Rows from a dataset
— start —

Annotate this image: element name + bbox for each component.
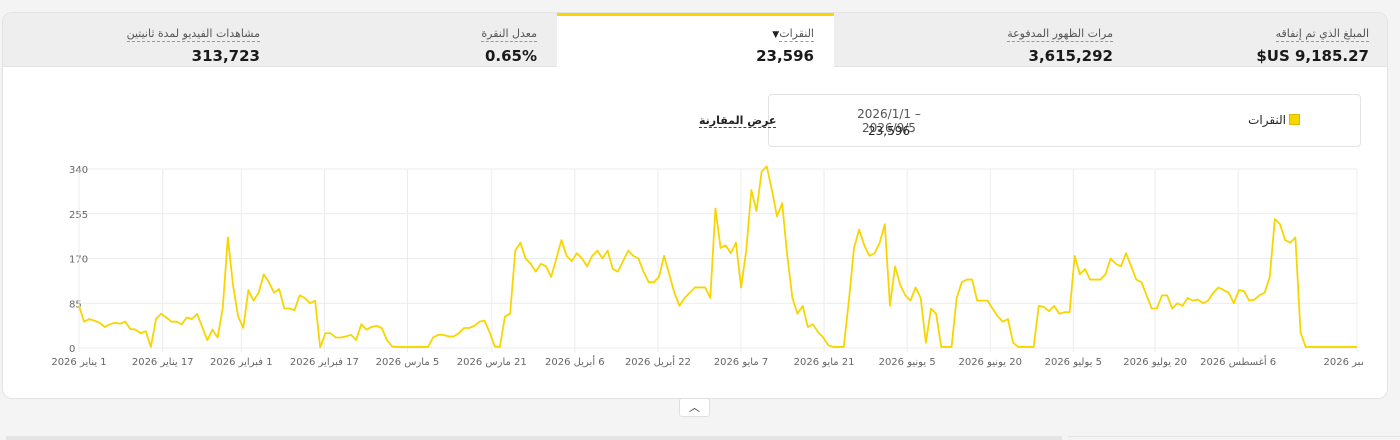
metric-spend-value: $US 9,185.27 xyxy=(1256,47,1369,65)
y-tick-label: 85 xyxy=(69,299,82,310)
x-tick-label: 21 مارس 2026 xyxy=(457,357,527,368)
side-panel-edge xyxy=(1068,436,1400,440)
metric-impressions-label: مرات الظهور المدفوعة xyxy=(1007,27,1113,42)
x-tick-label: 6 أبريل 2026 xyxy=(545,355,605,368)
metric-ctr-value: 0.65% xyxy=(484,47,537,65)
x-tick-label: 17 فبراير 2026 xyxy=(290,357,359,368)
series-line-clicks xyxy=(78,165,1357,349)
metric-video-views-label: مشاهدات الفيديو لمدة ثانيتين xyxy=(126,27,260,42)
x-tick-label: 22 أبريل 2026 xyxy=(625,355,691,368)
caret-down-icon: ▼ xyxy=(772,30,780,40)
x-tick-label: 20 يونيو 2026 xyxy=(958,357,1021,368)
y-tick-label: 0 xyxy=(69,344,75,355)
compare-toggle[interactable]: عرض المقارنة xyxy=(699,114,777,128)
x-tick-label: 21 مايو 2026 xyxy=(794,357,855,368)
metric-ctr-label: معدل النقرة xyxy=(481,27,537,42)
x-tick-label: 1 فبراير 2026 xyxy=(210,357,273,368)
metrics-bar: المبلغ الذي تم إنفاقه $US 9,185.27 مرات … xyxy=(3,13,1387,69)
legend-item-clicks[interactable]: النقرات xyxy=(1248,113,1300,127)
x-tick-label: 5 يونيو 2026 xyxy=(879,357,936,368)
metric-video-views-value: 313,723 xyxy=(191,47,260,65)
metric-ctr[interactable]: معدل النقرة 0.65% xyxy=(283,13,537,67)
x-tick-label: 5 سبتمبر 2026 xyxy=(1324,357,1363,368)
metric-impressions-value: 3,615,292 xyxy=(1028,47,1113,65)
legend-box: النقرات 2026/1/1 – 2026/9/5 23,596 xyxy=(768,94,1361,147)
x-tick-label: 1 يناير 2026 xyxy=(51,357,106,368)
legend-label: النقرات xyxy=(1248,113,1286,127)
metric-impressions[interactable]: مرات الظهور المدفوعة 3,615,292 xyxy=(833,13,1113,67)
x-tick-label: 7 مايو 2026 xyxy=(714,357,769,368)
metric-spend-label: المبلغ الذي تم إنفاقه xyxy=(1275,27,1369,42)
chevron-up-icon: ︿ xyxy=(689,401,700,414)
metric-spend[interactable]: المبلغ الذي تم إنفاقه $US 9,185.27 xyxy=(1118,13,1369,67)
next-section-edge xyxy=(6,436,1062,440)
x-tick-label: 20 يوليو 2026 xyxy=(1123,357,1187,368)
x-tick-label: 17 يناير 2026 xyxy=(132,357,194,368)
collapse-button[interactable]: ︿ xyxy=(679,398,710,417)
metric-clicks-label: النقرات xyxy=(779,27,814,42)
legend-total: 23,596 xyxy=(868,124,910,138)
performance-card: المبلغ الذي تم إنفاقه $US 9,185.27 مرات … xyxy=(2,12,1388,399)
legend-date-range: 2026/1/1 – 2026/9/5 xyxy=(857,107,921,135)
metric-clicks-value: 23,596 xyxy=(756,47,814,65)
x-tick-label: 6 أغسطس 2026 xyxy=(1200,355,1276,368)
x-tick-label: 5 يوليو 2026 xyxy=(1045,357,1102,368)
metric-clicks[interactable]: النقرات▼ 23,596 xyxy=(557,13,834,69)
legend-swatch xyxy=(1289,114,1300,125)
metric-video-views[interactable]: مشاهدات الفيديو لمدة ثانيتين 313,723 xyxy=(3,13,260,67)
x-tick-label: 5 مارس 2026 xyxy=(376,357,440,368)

— end —

### Aim
Copy every line of the records above without any changes, and leave out the pictures.

### Complete response
Annotate this image: element name + bbox for each component.
metric-spend-value: $US 9,185.27 xyxy=(1256,47,1369,65)
y-tick-label: 85 xyxy=(69,299,82,310)
x-tick-label: 21 مارس 2026 xyxy=(457,357,527,368)
side-panel-edge xyxy=(1068,436,1400,440)
metric-impressions-label: مرات الظهور المدفوعة xyxy=(1007,27,1113,42)
x-tick-label: 6 أبريل 2026 xyxy=(545,355,605,368)
metric-ctr-value: 0.65% xyxy=(484,47,537,65)
x-tick-label: 17 فبراير 2026 xyxy=(290,357,359,368)
series-line-clicks xyxy=(78,165,1357,349)
metric-video-views-label: مشاهدات الفيديو لمدة ثانيتين xyxy=(126,27,260,42)
x-tick-label: 22 أبريل 2026 xyxy=(625,355,691,368)
caret-down-icon: ▼ xyxy=(772,30,780,40)
x-tick-label: 20 يونيو 2026 xyxy=(958,357,1021,368)
y-tick-label: 0 xyxy=(69,344,75,355)
compare-toggle[interactable]: عرض المقارنة xyxy=(699,114,777,128)
x-tick-label: 21 مايو 2026 xyxy=(794,357,855,368)
metric-ctr-label: معدل النقرة xyxy=(481,27,537,42)
x-tick-label: 1 فبراير 2026 xyxy=(210,357,273,368)
metrics-bar: المبلغ الذي تم إنفاقه $US 9,185.27 مرات … xyxy=(3,13,1387,69)
legend-item-clicks[interactable]: النقرات xyxy=(1248,113,1300,127)
x-tick-label: 5 يونيو 2026 xyxy=(879,357,936,368)
metric-video-views-value: 313,723 xyxy=(191,47,260,65)
metric-ctr[interactable]: معدل النقرة 0.65% xyxy=(283,13,537,67)
x-tick-label: 5 سبتمبر 2026 xyxy=(1324,357,1363,368)
metric-impressions-value: 3,615,292 xyxy=(1028,47,1113,65)
legend-box: النقرات 2026/1/1 – 2026/9/5 23,596 xyxy=(768,94,1361,147)
x-tick-label: 1 يناير 2026 xyxy=(51,357,106,368)
legend-label: النقرات xyxy=(1248,113,1286,127)
metric-impressions[interactable]: مرات الظهور المدفوعة 3,615,292 xyxy=(833,13,1113,67)
x-tick-label: 7 مايو 2026 xyxy=(714,357,769,368)
metric-spend-label: المبلغ الذي تم إنفاقه xyxy=(1275,27,1369,42)
chevron-up-icon: ︿ xyxy=(689,401,700,414)
metric-spend[interactable]: المبلغ الذي تم إنفاقه $US 9,185.27 xyxy=(1118,13,1369,67)
next-section-edge xyxy=(6,436,1062,440)
x-tick-label: 20 يوليو 2026 xyxy=(1123,357,1187,368)
x-tick-label: 17 يناير 2026 xyxy=(132,357,194,368)
collapse-button[interactable]: ︿ xyxy=(679,398,710,417)
metric-clicks-label: النقرات xyxy=(779,27,814,42)
legend-total: 23,596 xyxy=(868,124,910,138)
performance-card: المبلغ الذي تم إنفاقه $US 9,185.27 مرات … xyxy=(2,12,1388,399)
legend-date-range: 2026/1/1 – 2026/9/5 xyxy=(857,107,921,135)
metric-clicks-value: 23,596 xyxy=(756,47,814,65)
x-tick-label: 6 أغسطس 2026 xyxy=(1200,355,1276,368)
x-tick-label: 5 يوليو 2026 xyxy=(1045,357,1102,368)
metric-clicks[interactable]: النقرات▼ 23,596 xyxy=(557,13,834,69)
legend-swatch xyxy=(1289,114,1300,125)
metric-video-views[interactable]: مشاهدات الفيديو لمدة ثانيتين 313,723 xyxy=(3,13,260,67)
x-tick-label: 5 مارس 2026 xyxy=(376,357,440,368)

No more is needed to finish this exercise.